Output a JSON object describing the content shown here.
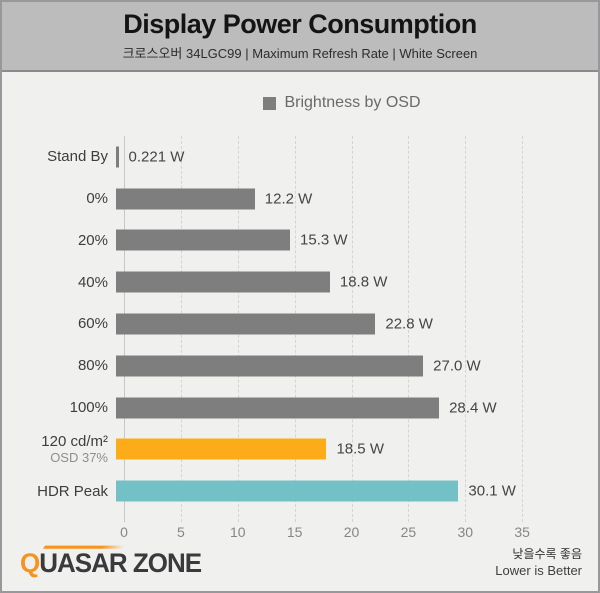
{
  "header": {
    "title": "Display Power Consumption",
    "subtitle": "크로스오버 34LGC99  |  Maximum Refresh Rate  |  White Screen"
  },
  "legend": {
    "label": "Brightness by OSD",
    "marker_color": "#7e7e7e"
  },
  "chart_data": {
    "type": "bar",
    "orientation": "horizontal",
    "title": "Display Power Consumption",
    "unit": "W",
    "grid": true,
    "legend_position": "top",
    "xlim": [
      0,
      38.5
    ],
    "xticks": [
      0,
      5,
      10,
      15,
      20,
      25,
      30,
      35
    ],
    "categories": [
      "Stand By",
      "0%",
      "20%",
      "40%",
      "60%",
      "80%",
      "100%",
      "120 cd/m²",
      "HDR Peak"
    ],
    "sublabels": [
      "",
      "",
      "",
      "",
      "",
      "",
      "",
      "OSD 37%",
      ""
    ],
    "values": [
      0.221,
      12.2,
      15.3,
      18.8,
      22.8,
      27.0,
      28.4,
      18.5,
      30.1
    ],
    "value_labels": [
      "0.221 W",
      "12.2 W",
      "15.3 W",
      "18.8 W",
      "22.8 W",
      "27.0 W",
      "28.4 W",
      "18.5 W",
      "30.1 W"
    ],
    "bar_colors": [
      "#7e7e7e",
      "#7e7e7e",
      "#7e7e7e",
      "#7e7e7e",
      "#7e7e7e",
      "#7e7e7e",
      "#7e7e7e",
      "#fbac18",
      "#73c0c6"
    ]
  },
  "footer": {
    "logo_q": "Q",
    "logo_rest": "UASAR ZONE",
    "note_kr": "낮을수록 좋음",
    "note_en": "Lower is Better"
  },
  "colors": {
    "bar_default": "#7e7e7e",
    "bar_highlight_orange": "#fbac18",
    "bar_highlight_teal": "#73c0c6",
    "header_bg": "#bcbcbc",
    "body_bg": "#f0f0ef",
    "frame_border": "#98989a"
  }
}
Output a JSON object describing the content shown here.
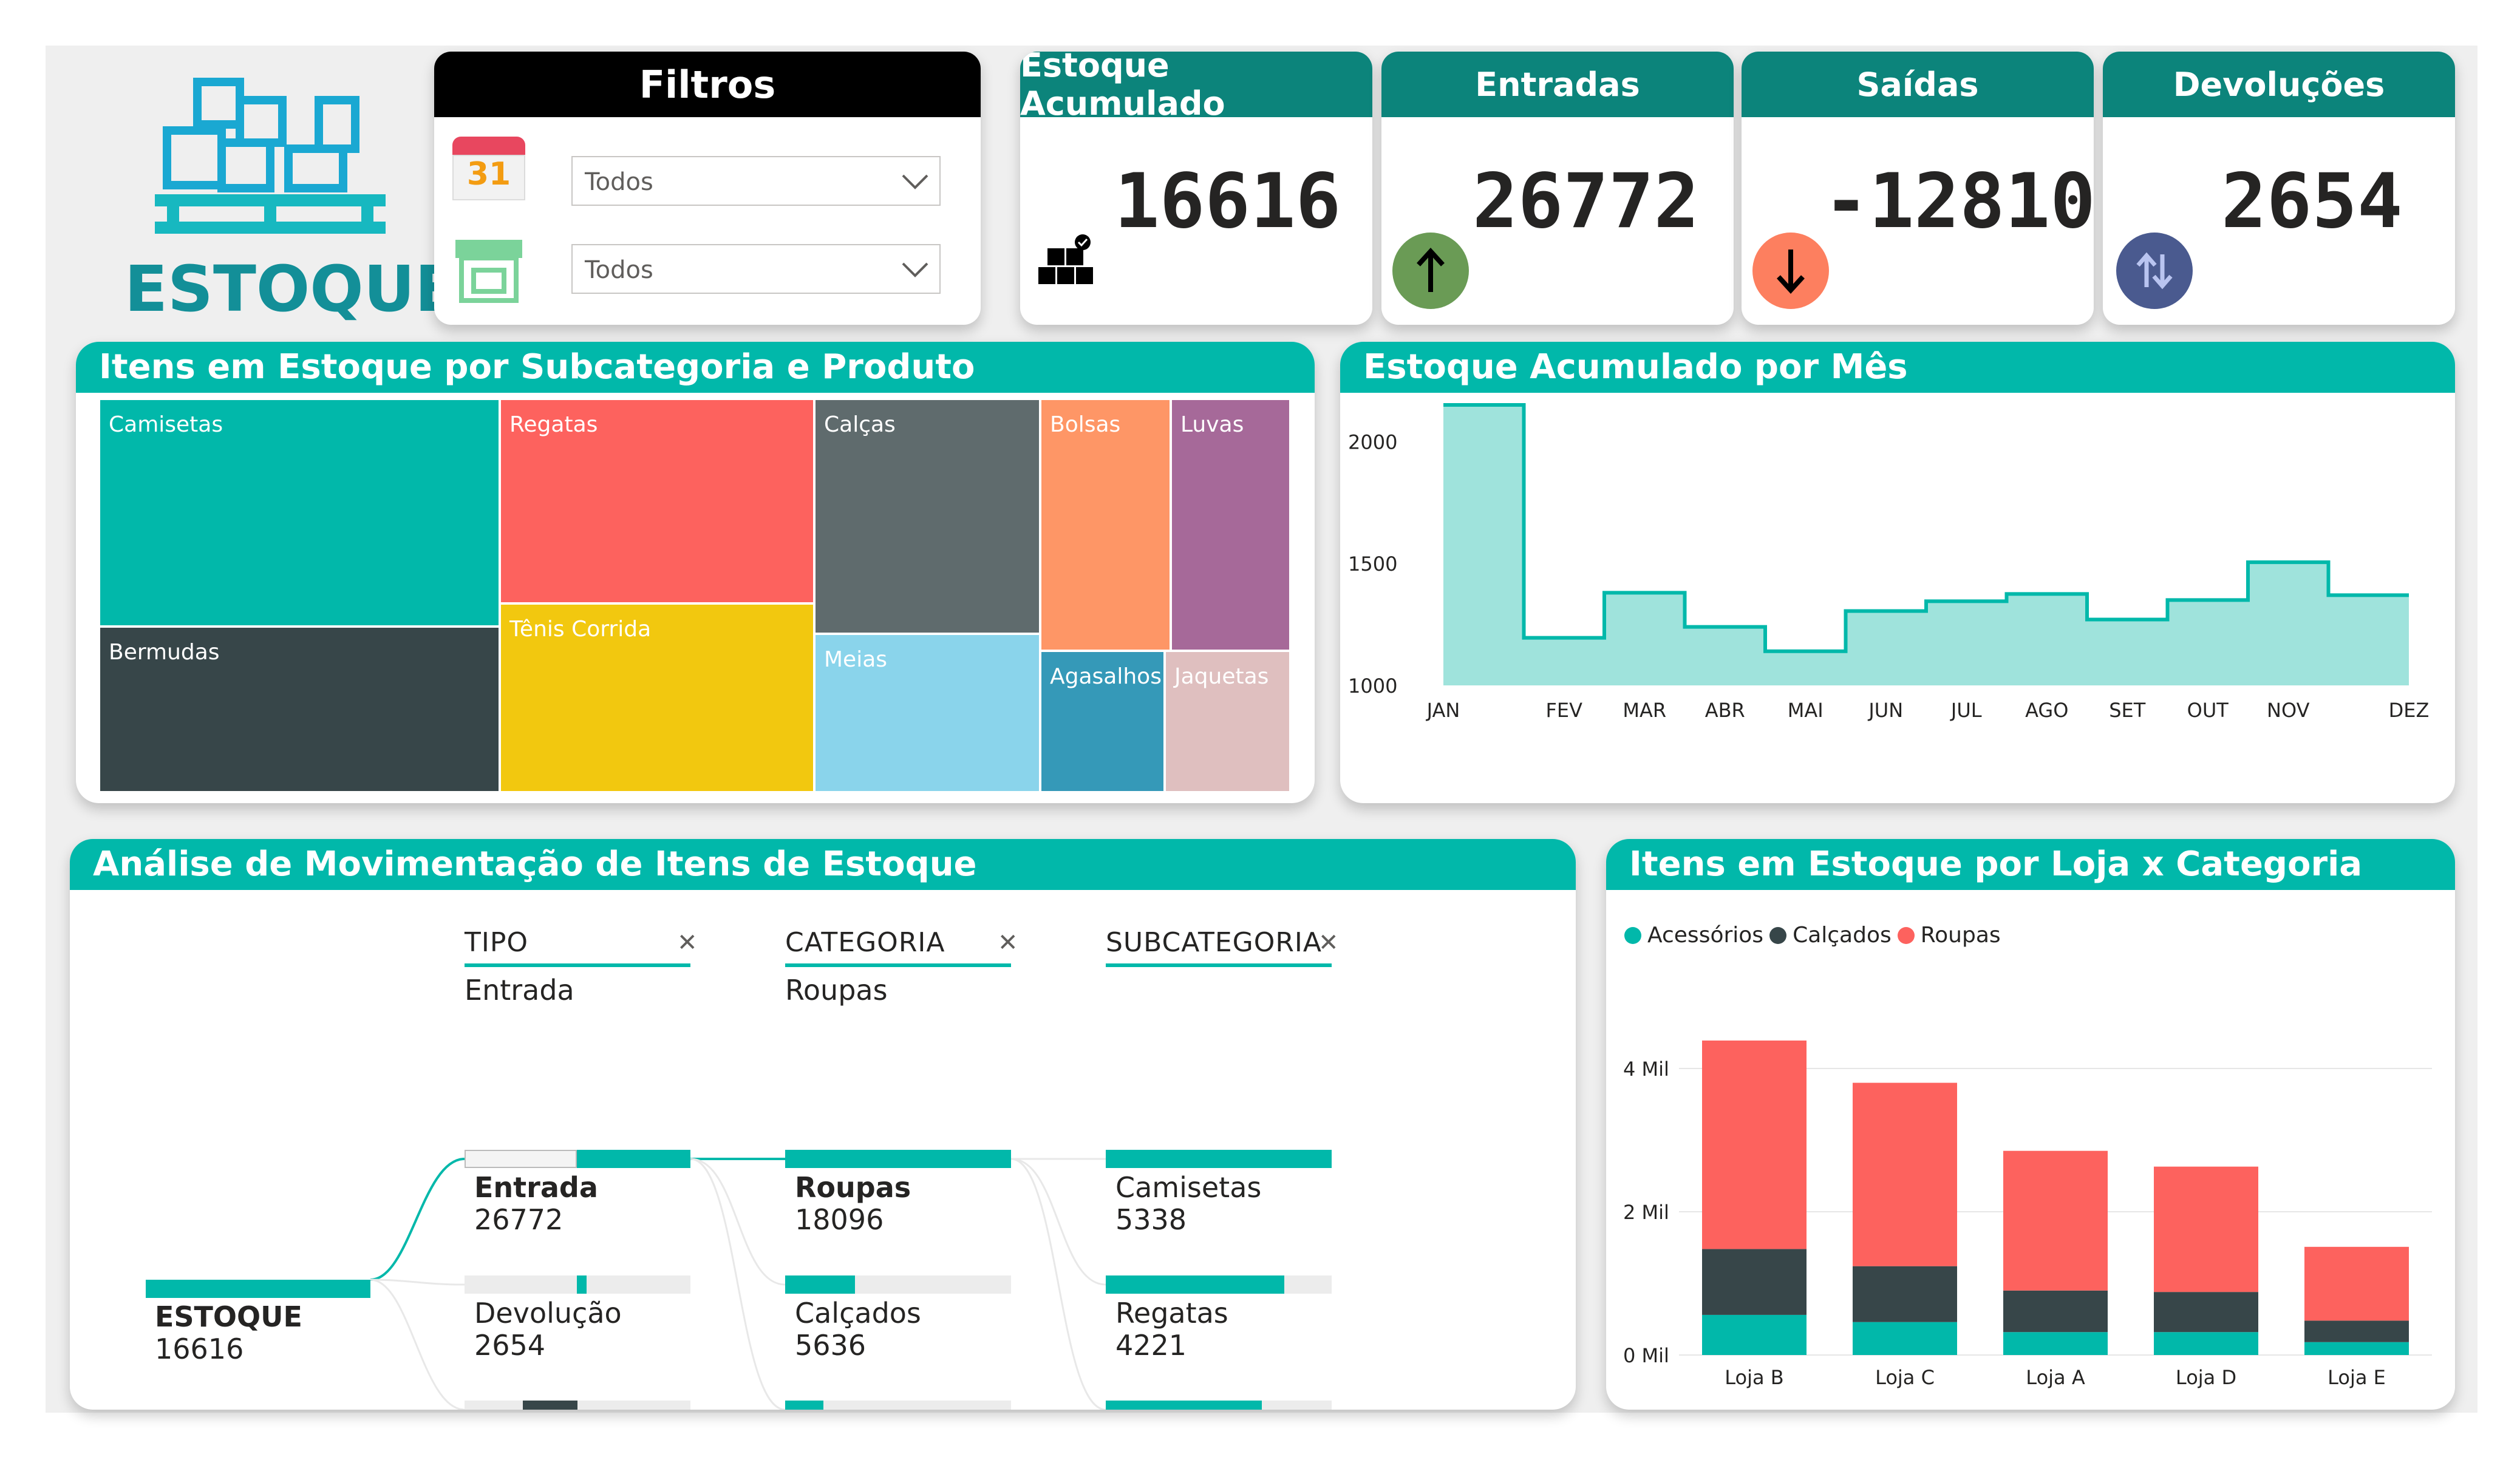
{
  "logo": {
    "text": "ESTOQUE",
    "icon": "warehouse-boxes-icon"
  },
  "filters": {
    "title": "Filtros",
    "date_icon": "calendar-icon",
    "date_icon_text": "31",
    "date_value": "Todos",
    "store_icon": "store-icon",
    "store_value": "Todos"
  },
  "kpis": {
    "acumulado": {
      "title": "Estoque Acumulado",
      "value": "16616",
      "icon": "boxes-check-icon"
    },
    "entradas": {
      "title": "Entradas",
      "value": "26772",
      "icon": "arrow-up-icon"
    },
    "saidas": {
      "title": "Saídas",
      "value": "-12810",
      "icon": "arrow-down-icon"
    },
    "devolucoes": {
      "title": "Devoluções",
      "value": "2654",
      "icon": "swap-arrows-icon"
    }
  },
  "treemap": {
    "title": "Itens em Estoque por Subcategoria e Produto",
    "items": [
      "Camisetas",
      "Regatas",
      "Calças",
      "Bolsas",
      "Luvas",
      "Bermudas",
      "Tênis Corrida",
      "Meias",
      "Agasalhos",
      "Jaquetas"
    ]
  },
  "monthly": {
    "title": "Estoque Acumulado por Mês",
    "y_ticks": [
      "2000",
      "1500",
      "1000"
    ]
  },
  "decomp": {
    "title": "Análise de Movimentação de Itens de Estoque",
    "levels": [
      {
        "header": "TIPO",
        "selected": "Entrada"
      },
      {
        "header": "CATEGORIA",
        "selected": "Roupas"
      },
      {
        "header": "SUBCATEGORIA",
        "selected": ""
      }
    ],
    "root": {
      "name": "ESTOQUE",
      "value": "16616"
    },
    "tipo": [
      {
        "name": "Entrada",
        "value": "26772",
        "fraction": 1.0
      },
      {
        "name": "Devolução",
        "value": "2654",
        "fraction": 0.1
      },
      {
        "name": "",
        "value": "",
        "fraction": 0.48
      }
    ],
    "categoria": [
      {
        "name": "Roupas",
        "value": "18096",
        "fraction": 1.0
      },
      {
        "name": "Calçados",
        "value": "5636",
        "fraction": 0.31
      },
      {
        "name": "",
        "value": "",
        "fraction": 0.17
      }
    ],
    "subcategoria": [
      {
        "name": "Camisetas",
        "value": "5338",
        "fraction": 1.0
      },
      {
        "name": "Regatas",
        "value": "4221",
        "fraction": 0.79
      },
      {
        "name": "",
        "value": "",
        "fraction": 0.69
      }
    ]
  },
  "store_chart": {
    "title": "Itens em Estoque por Loja x Categoria",
    "legend": [
      "Acessórios",
      "Calçados",
      "Roupas"
    ],
    "y_ticks": [
      "4 Mil",
      "2 Mil",
      "0 Mil"
    ]
  },
  "colors": {
    "teal": "#01b8aa",
    "dark": "#374649",
    "red": "#fd625e",
    "yellow": "#f2c80f",
    "slate": "#5f6b6d",
    "lightblue": "#8ad4eb",
    "orange": "#fe9666",
    "purple": "#a66999",
    "blue": "#3599b8",
    "pink": "#dfbfbf"
  },
  "chart_data": [
    {
      "type": "area",
      "title": "Estoque Acumulado por Mês",
      "x": [
        "JAN",
        "FEV",
        "MAR",
        "ABR",
        "MAI",
        "JUN",
        "JUL",
        "AGO",
        "SET",
        "OUT",
        "NOV",
        "DEZ"
      ],
      "values": [
        2150,
        1195,
        1380,
        1240,
        1140,
        1305,
        1345,
        1375,
        1270,
        1350,
        1505,
        1370
      ],
      "ylim": [
        1000,
        2150
      ],
      "step": true
    },
    {
      "type": "bar",
      "stacked": true,
      "title": "Itens em Estoque por Loja x Categoria",
      "categories": [
        "Loja B",
        "Loja C",
        "Loja A",
        "Loja D",
        "Loja E"
      ],
      "series": [
        {
          "name": "Acessórios",
          "values": [
            560,
            460,
            320,
            320,
            180
          ]
        },
        {
          "name": "Calçados",
          "values": [
            920,
            780,
            580,
            560,
            300
          ]
        },
        {
          "name": "Roupas",
          "values": [
            2910,
            2560,
            1950,
            1750,
            1030
          ]
        }
      ],
      "ylim": [
        0,
        4500
      ]
    }
  ]
}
==========
EXERCISE OBJECTIVE. Output the data above without changes, apart from leaving out the pictures.

RESULT OF THIS TASK.
Output a JSON object describing the content shown here.
{
  "header": {
    "title": "Display Power Consumption",
    "subtitle": "크로스오버 34LGC99  |  Maximum Refresh Rate  |  White Screen"
  },
  "legend": {
    "label": "Brightness by OSD",
    "marker_color": "#7e7e7e"
  },
  "chart_data": {
    "type": "bar",
    "orientation": "horizontal",
    "title": "Display Power Consumption",
    "unit": "W",
    "grid": true,
    "legend_position": "top",
    "xlim": [
      0,
      38.5
    ],
    "xticks": [
      0,
      5,
      10,
      15,
      20,
      25,
      30,
      35
    ],
    "categories": [
      "Stand By",
      "0%",
      "20%",
      "40%",
      "60%",
      "80%",
      "100%",
      "120 cd/m²",
      "HDR Peak"
    ],
    "sublabels": [
      "",
      "",
      "",
      "",
      "",
      "",
      "",
      "OSD 37%",
      ""
    ],
    "values": [
      0.221,
      12.2,
      15.3,
      18.8,
      22.8,
      27.0,
      28.4,
      18.5,
      30.1
    ],
    "value_labels": [
      "0.221 W",
      "12.2 W",
      "15.3 W",
      "18.8 W",
      "22.8 W",
      "27.0 W",
      "28.4 W",
      "18.5 W",
      "30.1 W"
    ],
    "bar_colors": [
      "#7e7e7e",
      "#7e7e7e",
      "#7e7e7e",
      "#7e7e7e",
      "#7e7e7e",
      "#7e7e7e",
      "#7e7e7e",
      "#fbac18",
      "#73c0c6"
    ]
  },
  "footer": {
    "logo_q": "Q",
    "logo_rest": "UASAR ZONE",
    "note_kr": "낮을수록 좋음",
    "note_en": "Lower is Better"
  },
  "colors": {
    "bar_default": "#7e7e7e",
    "bar_highlight_orange": "#fbac18",
    "bar_highlight_teal": "#73c0c6",
    "header_bg": "#bcbcbc",
    "body_bg": "#f0f0ef",
    "frame_border": "#98989a"
  }
}
Output a JSON object describing the content shown here.
{
  "logo": {
    "text": "ESTOQUE",
    "icon": "warehouse-boxes-icon"
  },
  "filters": {
    "title": "Filtros",
    "date_icon": "calendar-icon",
    "date_icon_text": "31",
    "date_value": "Todos",
    "store_icon": "store-icon",
    "store_value": "Todos"
  },
  "kpis": {
    "acumulado": {
      "title": "Estoque Acumulado",
      "value": "16616",
      "icon": "boxes-check-icon"
    },
    "entradas": {
      "title": "Entradas",
      "value": "26772",
      "icon": "arrow-up-icon"
    },
    "saidas": {
      "title": "Saídas",
      "value": "-12810",
      "icon": "arrow-down-icon"
    },
    "devolucoes": {
      "title": "Devoluções",
      "value": "2654",
      "icon": "swap-arrows-icon"
    }
  },
  "treemap": {
    "title": "Itens em Estoque por Subcategoria e Produto",
    "items": [
      "Camisetas",
      "Regatas",
      "Calças",
      "Bolsas",
      "Luvas",
      "Bermudas",
      "Tênis Corrida",
      "Meias",
      "Agasalhos",
      "Jaquetas"
    ]
  },
  "monthly": {
    "title": "Estoque Acumulado por Mês",
    "y_ticks": [
      "2000",
      "1500",
      "1000"
    ]
  },
  "decomp": {
    "title": "Análise de Movimentação de Itens de Estoque",
    "levels": [
      {
        "header": "TIPO",
        "selected": "Entrada"
      },
      {
        "header": "CATEGORIA",
        "selected": "Roupas"
      },
      {
        "header": "SUBCATEGORIA",
        "selected": ""
      }
    ],
    "root": {
      "name": "ESTOQUE",
      "value": "16616"
    },
    "tipo": [
      {
        "name": "Entrada",
        "value": "26772",
        "fraction": 1.0
      },
      {
        "name": "Devolução",
        "value": "2654",
        "fraction": 0.1
      },
      {
        "name": "",
        "value": "",
        "fraction": 0.48
      }
    ],
    "categoria": [
      {
        "name": "Roupas",
        "value": "18096",
        "fraction": 1.0
      },
      {
        "name": "Calçados",
        "value": "5636",
        "fraction": 0.31
      },
      {
        "name": "",
        "value": "",
        "fraction": 0.17
      }
    ],
    "subcategoria": [
      {
        "name": "Camisetas",
        "value": "5338",
        "fraction": 1.0
      },
      {
        "name": "Regatas",
        "value": "4221",
        "fraction": 0.79
      },
      {
        "name": "",
        "value": "",
        "fraction": 0.69
      }
    ]
  },
  "store_chart": {
    "title": "Itens em Estoque por Loja x Categoria",
    "legend": [
      "Acessórios",
      "Calçados",
      "Roupas"
    ],
    "y_ticks": [
      "4 Mil",
      "2 Mil",
      "0 Mil"
    ]
  },
  "colors": {
    "teal": "#01b8aa",
    "dark": "#374649",
    "red": "#fd625e",
    "yellow": "#f2c80f",
    "slate": "#5f6b6d",
    "lightblue": "#8ad4eb",
    "orange": "#fe9666",
    "purple": "#a66999",
    "blue": "#3599b8",
    "pink": "#dfbfbf"
  },
  "chart_data": [
    {
      "type": "area",
      "title": "Estoque Acumulado por Mês",
      "x": [
        "JAN",
        "FEV",
        "MAR",
        "ABR",
        "MAI",
        "JUN",
        "JUL",
        "AGO",
        "SET",
        "OUT",
        "NOV",
        "DEZ"
      ],
      "values": [
        2150,
        1195,
        1380,
        1240,
        1140,
        1305,
        1345,
        1375,
        1270,
        1350,
        1505,
        1370
      ],
      "ylim": [
        1000,
        2150
      ],
      "step": true
    },
    {
      "type": "bar",
      "stacked": true,
      "title": "Itens em Estoque por Loja x Categoria",
      "categories": [
        "Loja B",
        "Loja C",
        "Loja A",
        "Loja D",
        "Loja E"
      ],
      "series": [
        {
          "name": "Acessórios",
          "values": [
            560,
            460,
            320,
            320,
            180
          ]
        },
        {
          "name": "Calçados",
          "values": [
            920,
            780,
            580,
            560,
            300
          ]
        },
        {
          "name": "Roupas",
          "values": [
            2910,
            2560,
            1950,
            1750,
            1030
          ]
        }
      ],
      "ylim": [
        0,
        4500
      ]
    }
  ]
}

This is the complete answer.